## Start
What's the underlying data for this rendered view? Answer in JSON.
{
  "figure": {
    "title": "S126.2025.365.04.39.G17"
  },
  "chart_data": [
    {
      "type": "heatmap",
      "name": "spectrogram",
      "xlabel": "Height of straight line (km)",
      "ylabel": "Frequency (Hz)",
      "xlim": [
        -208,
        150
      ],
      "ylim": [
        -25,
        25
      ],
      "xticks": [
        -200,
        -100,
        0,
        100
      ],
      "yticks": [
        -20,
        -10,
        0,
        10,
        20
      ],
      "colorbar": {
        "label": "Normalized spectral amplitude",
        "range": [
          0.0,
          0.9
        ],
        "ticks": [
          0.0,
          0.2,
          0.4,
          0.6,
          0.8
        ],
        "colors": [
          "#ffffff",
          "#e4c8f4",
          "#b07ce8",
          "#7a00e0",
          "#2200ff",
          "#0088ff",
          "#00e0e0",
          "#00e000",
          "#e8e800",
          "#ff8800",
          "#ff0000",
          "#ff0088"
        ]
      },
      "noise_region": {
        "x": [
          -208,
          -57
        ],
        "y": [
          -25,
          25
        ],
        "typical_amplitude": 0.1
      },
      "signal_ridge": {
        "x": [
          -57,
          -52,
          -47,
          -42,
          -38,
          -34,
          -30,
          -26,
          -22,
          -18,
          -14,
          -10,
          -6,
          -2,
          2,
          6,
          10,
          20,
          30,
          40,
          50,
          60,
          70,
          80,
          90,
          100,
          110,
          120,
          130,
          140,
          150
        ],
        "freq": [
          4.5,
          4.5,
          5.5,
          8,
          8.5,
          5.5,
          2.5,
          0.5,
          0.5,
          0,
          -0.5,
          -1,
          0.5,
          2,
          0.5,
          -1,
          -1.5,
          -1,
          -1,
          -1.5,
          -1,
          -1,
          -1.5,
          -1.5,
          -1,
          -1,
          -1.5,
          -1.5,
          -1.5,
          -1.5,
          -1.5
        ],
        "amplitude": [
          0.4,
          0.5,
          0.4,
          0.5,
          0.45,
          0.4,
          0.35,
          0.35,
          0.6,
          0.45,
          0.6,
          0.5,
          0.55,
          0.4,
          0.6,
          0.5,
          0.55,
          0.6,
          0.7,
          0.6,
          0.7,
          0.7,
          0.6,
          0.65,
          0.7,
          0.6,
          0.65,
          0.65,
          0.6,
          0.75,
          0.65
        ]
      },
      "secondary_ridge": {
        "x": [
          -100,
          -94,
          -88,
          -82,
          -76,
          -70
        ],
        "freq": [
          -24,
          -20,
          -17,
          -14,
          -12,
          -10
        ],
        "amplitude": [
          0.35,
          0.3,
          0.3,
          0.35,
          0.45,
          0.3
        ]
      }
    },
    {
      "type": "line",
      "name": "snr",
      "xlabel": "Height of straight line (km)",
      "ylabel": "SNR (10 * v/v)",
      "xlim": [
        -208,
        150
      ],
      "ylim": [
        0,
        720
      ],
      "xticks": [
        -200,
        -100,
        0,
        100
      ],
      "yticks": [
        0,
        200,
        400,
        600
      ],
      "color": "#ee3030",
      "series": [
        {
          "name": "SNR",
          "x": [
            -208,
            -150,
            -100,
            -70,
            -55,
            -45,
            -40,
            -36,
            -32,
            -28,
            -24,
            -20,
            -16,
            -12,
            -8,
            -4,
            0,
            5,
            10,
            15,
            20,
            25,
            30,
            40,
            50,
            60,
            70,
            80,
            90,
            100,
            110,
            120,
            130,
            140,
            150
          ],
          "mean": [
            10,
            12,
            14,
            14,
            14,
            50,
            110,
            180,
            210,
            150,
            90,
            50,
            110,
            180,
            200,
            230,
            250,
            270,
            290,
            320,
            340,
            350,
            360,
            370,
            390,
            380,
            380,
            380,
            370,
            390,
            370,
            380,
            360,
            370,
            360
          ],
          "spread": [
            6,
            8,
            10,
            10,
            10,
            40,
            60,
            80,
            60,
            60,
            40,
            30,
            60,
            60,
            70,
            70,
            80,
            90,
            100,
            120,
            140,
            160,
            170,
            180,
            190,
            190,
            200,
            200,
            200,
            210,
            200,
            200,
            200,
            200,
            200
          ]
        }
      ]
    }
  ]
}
## End
= Task goal =
All of the material above needs to be retyped word for word.

= Task response =
What's the underlying data for this rendered view? Answer in JSON.
{
  "figure": {
    "title": "S126.2025.365.04.39.G17"
  },
  "chart_data": [
    {
      "type": "heatmap",
      "name": "spectrogram",
      "xlabel": "Height of straight line (km)",
      "ylabel": "Frequency (Hz)",
      "xlim": [
        -208,
        150
      ],
      "ylim": [
        -25,
        25
      ],
      "xticks": [
        -200,
        -100,
        0,
        100
      ],
      "yticks": [
        -20,
        -10,
        0,
        10,
        20
      ],
      "colorbar": {
        "label": "Normalized spectral amplitude",
        "range": [
          0.0,
          0.9
        ],
        "ticks": [
          0.0,
          0.2,
          0.4,
          0.6,
          0.8
        ],
        "colors": [
          "#ffffff",
          "#e4c8f4",
          "#b07ce8",
          "#7a00e0",
          "#2200ff",
          "#0088ff",
          "#00e0e0",
          "#00e000",
          "#e8e800",
          "#ff8800",
          "#ff0000",
          "#ff0088"
        ]
      },
      "noise_region": {
        "x": [
          -208,
          -57
        ],
        "y": [
          -25,
          25
        ],
        "typical_amplitude": 0.1
      },
      "signal_ridge": {
        "x": [
          -57,
          -52,
          -47,
          -42,
          -38,
          -34,
          -30,
          -26,
          -22,
          -18,
          -14,
          -10,
          -6,
          -2,
          2,
          6,
          10,
          20,
          30,
          40,
          50,
          60,
          70,
          80,
          90,
          100,
          110,
          120,
          130,
          140,
          150
        ],
        "freq": [
          4.5,
          4.5,
          5.5,
          8,
          8.5,
          5.5,
          2.5,
          0.5,
          0.5,
          0,
          -0.5,
          -1,
          0.5,
          2,
          0.5,
          -1,
          -1.5,
          -1,
          -1,
          -1.5,
          -1,
          -1,
          -1.5,
          -1.5,
          -1,
          -1,
          -1.5,
          -1.5,
          -1.5,
          -1.5,
          -1.5
        ],
        "amplitude": [
          0.4,
          0.5,
          0.4,
          0.5,
          0.45,
          0.4,
          0.35,
          0.35,
          0.6,
          0.45,
          0.6,
          0.5,
          0.55,
          0.4,
          0.6,
          0.5,
          0.55,
          0.6,
          0.7,
          0.6,
          0.7,
          0.7,
          0.6,
          0.65,
          0.7,
          0.6,
          0.65,
          0.65,
          0.6,
          0.75,
          0.65
        ]
      },
      "secondary_ridge": {
        "x": [
          -100,
          -94,
          -88,
          -82,
          -76,
          -70
        ],
        "freq": [
          -24,
          -20,
          -17,
          -14,
          -12,
          -10
        ],
        "amplitude": [
          0.35,
          0.3,
          0.3,
          0.35,
          0.45,
          0.3
        ]
      }
    },
    {
      "type": "line",
      "name": "snr",
      "xlabel": "Height of straight line (km)",
      "ylabel": "SNR (10 * v/v)",
      "xlim": [
        -208,
        150
      ],
      "ylim": [
        0,
        720
      ],
      "xticks": [
        -200,
        -100,
        0,
        100
      ],
      "yticks": [
        0,
        200,
        400,
        600
      ],
      "color": "#ee3030",
      "series": [
        {
          "name": "SNR",
          "x": [
            -208,
            -150,
            -100,
            -70,
            -55,
            -45,
            -40,
            -36,
            -32,
            -28,
            -24,
            -20,
            -16,
            -12,
            -8,
            -4,
            0,
            5,
            10,
            15,
            20,
            25,
            30,
            40,
            50,
            60,
            70,
            80,
            90,
            100,
            110,
            120,
            130,
            140,
            150
          ],
          "mean": [
            10,
            12,
            14,
            14,
            14,
            50,
            110,
            180,
            210,
            150,
            90,
            50,
            110,
            180,
            200,
            230,
            250,
            270,
            290,
            320,
            340,
            350,
            360,
            370,
            390,
            380,
            380,
            380,
            370,
            390,
            370,
            380,
            360,
            370,
            360
          ],
          "spread": [
            6,
            8,
            10,
            10,
            10,
            40,
            60,
            80,
            60,
            60,
            40,
            30,
            60,
            60,
            70,
            70,
            80,
            90,
            100,
            120,
            140,
            160,
            170,
            180,
            190,
            190,
            200,
            200,
            200,
            210,
            200,
            200,
            200,
            200,
            200
          ]
        }
      ]
    }
  ]
}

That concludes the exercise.